### TASK REQUIREMENTS
The records that follow must be repeated verbatim, every one of them.

### INPUT MATERIAL
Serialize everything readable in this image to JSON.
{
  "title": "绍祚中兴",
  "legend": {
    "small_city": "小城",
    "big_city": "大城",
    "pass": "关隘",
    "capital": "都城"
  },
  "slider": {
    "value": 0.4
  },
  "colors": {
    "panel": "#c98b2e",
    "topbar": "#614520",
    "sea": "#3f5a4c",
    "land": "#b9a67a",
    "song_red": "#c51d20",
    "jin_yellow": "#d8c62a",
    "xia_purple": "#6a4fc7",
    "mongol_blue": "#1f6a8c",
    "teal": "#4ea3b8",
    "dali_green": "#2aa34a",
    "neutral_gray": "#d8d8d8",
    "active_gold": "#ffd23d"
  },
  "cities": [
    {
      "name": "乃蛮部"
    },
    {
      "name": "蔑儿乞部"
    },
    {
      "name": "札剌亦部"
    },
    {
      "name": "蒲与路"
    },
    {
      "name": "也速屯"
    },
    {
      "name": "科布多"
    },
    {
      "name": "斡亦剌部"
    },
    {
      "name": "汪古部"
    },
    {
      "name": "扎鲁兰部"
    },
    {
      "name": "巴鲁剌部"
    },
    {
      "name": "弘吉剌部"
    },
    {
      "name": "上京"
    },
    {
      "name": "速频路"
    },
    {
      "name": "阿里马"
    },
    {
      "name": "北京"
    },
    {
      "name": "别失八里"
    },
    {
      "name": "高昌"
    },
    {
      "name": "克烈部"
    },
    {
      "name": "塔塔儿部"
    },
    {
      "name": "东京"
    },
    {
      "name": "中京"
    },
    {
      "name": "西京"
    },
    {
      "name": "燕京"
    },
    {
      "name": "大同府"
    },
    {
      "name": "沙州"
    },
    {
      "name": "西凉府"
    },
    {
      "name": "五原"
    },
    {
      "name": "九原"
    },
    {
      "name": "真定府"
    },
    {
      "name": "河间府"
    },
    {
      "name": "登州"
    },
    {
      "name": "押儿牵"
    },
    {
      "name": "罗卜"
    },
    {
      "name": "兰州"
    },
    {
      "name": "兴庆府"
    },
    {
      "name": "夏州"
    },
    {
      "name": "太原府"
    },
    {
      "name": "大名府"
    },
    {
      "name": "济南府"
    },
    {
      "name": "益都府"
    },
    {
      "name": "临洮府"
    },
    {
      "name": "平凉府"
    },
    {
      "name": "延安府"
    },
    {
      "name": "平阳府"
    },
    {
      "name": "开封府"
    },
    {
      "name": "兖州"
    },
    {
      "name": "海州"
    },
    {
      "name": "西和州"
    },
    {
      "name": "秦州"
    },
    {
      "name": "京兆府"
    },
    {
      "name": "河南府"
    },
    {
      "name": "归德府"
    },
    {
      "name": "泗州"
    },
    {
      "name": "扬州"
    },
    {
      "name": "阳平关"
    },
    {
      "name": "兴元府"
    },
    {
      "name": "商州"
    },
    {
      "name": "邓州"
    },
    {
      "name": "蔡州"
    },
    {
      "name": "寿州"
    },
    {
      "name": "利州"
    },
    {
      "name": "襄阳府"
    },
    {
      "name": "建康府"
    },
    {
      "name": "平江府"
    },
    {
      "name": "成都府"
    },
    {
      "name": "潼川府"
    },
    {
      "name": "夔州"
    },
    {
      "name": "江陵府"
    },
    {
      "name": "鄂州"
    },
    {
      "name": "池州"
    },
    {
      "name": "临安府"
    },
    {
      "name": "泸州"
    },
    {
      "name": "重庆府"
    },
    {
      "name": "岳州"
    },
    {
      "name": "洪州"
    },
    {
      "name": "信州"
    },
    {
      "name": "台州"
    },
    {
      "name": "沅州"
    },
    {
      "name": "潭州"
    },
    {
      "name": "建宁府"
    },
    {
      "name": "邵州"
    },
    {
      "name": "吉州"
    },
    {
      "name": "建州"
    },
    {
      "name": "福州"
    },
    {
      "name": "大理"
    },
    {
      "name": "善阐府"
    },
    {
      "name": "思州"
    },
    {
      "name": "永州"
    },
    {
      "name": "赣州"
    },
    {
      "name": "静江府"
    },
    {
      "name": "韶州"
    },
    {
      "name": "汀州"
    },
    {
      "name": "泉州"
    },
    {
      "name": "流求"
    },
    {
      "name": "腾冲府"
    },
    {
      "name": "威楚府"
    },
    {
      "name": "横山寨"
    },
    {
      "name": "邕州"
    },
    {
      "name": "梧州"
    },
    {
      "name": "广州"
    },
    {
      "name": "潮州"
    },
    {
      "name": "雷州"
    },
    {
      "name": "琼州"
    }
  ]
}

### EXERCISE OUTPUT
Serialize everything readable in this image to JSON.
{
  "title": "绍祚中兴",
  "legend": {
    "small_city": "小城",
    "big_city": "大城",
    "pass": "关隘",
    "capital": "都城"
  },
  "slider": {
    "value": 0.4
  },
  "colors": {
    "panel": "#c98b2e",
    "topbar": "#614520",
    "sea": "#3f5a4c",
    "land": "#b9a67a",
    "song_red": "#c51d20",
    "jin_yellow": "#d8c62a",
    "xia_purple": "#6a4fc7",
    "mongol_blue": "#1f6a8c",
    "teal": "#4ea3b8",
    "dali_green": "#2aa34a",
    "neutral_gray": "#d8d8d8",
    "active_gold": "#ffd23d"
  },
  "cities": [
    {
      "name": "乃蛮部"
    },
    {
      "name": "蔑儿乞部"
    },
    {
      "name": "札剌亦部"
    },
    {
      "name": "蒲与路"
    },
    {
      "name": "也速屯"
    },
    {
      "name": "科布多"
    },
    {
      "name": "斡亦剌部"
    },
    {
      "name": "汪古部"
    },
    {
      "name": "扎鲁兰部"
    },
    {
      "name": "巴鲁剌部"
    },
    {
      "name": "弘吉剌部"
    },
    {
      "name": "上京"
    },
    {
      "name": "速频路"
    },
    {
      "name": "阿里马"
    },
    {
      "name": "北京"
    },
    {
      "name": "别失八里"
    },
    {
      "name": "高昌"
    },
    {
      "name": "克烈部"
    },
    {
      "name": "塔塔儿部"
    },
    {
      "name": "东京"
    },
    {
      "name": "中京"
    },
    {
      "name": "西京"
    },
    {
      "name": "燕京"
    },
    {
      "name": "大同府"
    },
    {
      "name": "沙州"
    },
    {
      "name": "西凉府"
    },
    {
      "name": "五原"
    },
    {
      "name": "九原"
    },
    {
      "name": "真定府"
    },
    {
      "name": "河间府"
    },
    {
      "name": "登州"
    },
    {
      "name": "押儿牵"
    },
    {
      "name": "罗卜"
    },
    {
      "name": "兰州"
    },
    {
      "name": "兴庆府"
    },
    {
      "name": "夏州"
    },
    {
      "name": "太原府"
    },
    {
      "name": "大名府"
    },
    {
      "name": "济南府"
    },
    {
      "name": "益都府"
    },
    {
      "name": "临洮府"
    },
    {
      "name": "平凉府"
    },
    {
      "name": "延安府"
    },
    {
      "name": "平阳府"
    },
    {
      "name": "开封府"
    },
    {
      "name": "兖州"
    },
    {
      "name": "海州"
    },
    {
      "name": "西和州"
    },
    {
      "name": "秦州"
    },
    {
      "name": "京兆府"
    },
    {
      "name": "河南府"
    },
    {
      "name": "归德府"
    },
    {
      "name": "泗州"
    },
    {
      "name": "扬州"
    },
    {
      "name": "阳平关"
    },
    {
      "name": "兴元府"
    },
    {
      "name": "商州"
    },
    {
      "name": "邓州"
    },
    {
      "name": "蔡州"
    },
    {
      "name": "寿州"
    },
    {
      "name": "利州"
    },
    {
      "name": "襄阳府"
    },
    {
      "name": "建康府"
    },
    {
      "name": "平江府"
    },
    {
      "name": "成都府"
    },
    {
      "name": "潼川府"
    },
    {
      "name": "夔州"
    },
    {
      "name": "江陵府"
    },
    {
      "name": "鄂州"
    },
    {
      "name": "池州"
    },
    {
      "name": "临安府"
    },
    {
      "name": "泸州"
    },
    {
      "name": "重庆府"
    },
    {
      "name": "岳州"
    },
    {
      "name": "洪州"
    },
    {
      "name": "信州"
    },
    {
      "name": "台州"
    },
    {
      "name": "沅州"
    },
    {
      "name": "潭州"
    },
    {
      "name": "建宁府"
    },
    {
      "name": "邵州"
    },
    {
      "name": "吉州"
    },
    {
      "name": "建州"
    },
    {
      "name": "福州"
    },
    {
      "name": "大理"
    },
    {
      "name": "善阐府"
    },
    {
      "name": "思州"
    },
    {
      "name": "永州"
    },
    {
      "name": "赣州"
    },
    {
      "name": "静江府"
    },
    {
      "name": "韶州"
    },
    {
      "name": "汀州"
    },
    {
      "name": "泉州"
    },
    {
      "name": "流求"
    },
    {
      "name": "腾冲府"
    },
    {
      "name": "威楚府"
    },
    {
      "name": "横山寨"
    },
    {
      "name": "邕州"
    },
    {
      "name": "梧州"
    },
    {
      "name": "广州"
    },
    {
      "name": "潮州"
    },
    {
      "name": "雷州"
    },
    {
      "name": "琼州"
    }
  ]
}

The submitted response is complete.